◆ **WHAT THIS TASK INVOLVES**: Copy out all the entries exactly.

#### DATA RECORDS

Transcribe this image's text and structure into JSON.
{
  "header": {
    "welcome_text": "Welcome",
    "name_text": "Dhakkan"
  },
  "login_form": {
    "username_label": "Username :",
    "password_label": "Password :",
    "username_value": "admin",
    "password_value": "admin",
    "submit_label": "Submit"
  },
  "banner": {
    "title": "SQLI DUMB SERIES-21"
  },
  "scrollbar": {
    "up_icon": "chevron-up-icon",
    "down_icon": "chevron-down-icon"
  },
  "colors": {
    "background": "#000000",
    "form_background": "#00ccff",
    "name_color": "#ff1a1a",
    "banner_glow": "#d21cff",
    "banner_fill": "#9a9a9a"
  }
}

########

◆ **REPLY TO THE EXERCISE**:
Transcribe this image's text and structure into JSON.
{
  "header": {
    "welcome_text": "Welcome",
    "name_text": "Dhakkan"
  },
  "login_form": {
    "username_label": "Username :",
    "password_label": "Password :",
    "username_value": "admin",
    "password_value": "admin",
    "submit_label": "Submit"
  },
  "banner": {
    "title": "SQLI DUMB SERIES-21"
  },
  "scrollbar": {
    "up_icon": "chevron-up-icon",
    "down_icon": "chevron-down-icon"
  },
  "colors": {
    "background": "#000000",
    "form_background": "#00ccff",
    "name_color": "#ff1a1a",
    "banner_glow": "#d21cff",
    "banner_fill": "#9a9a9a"
  }
}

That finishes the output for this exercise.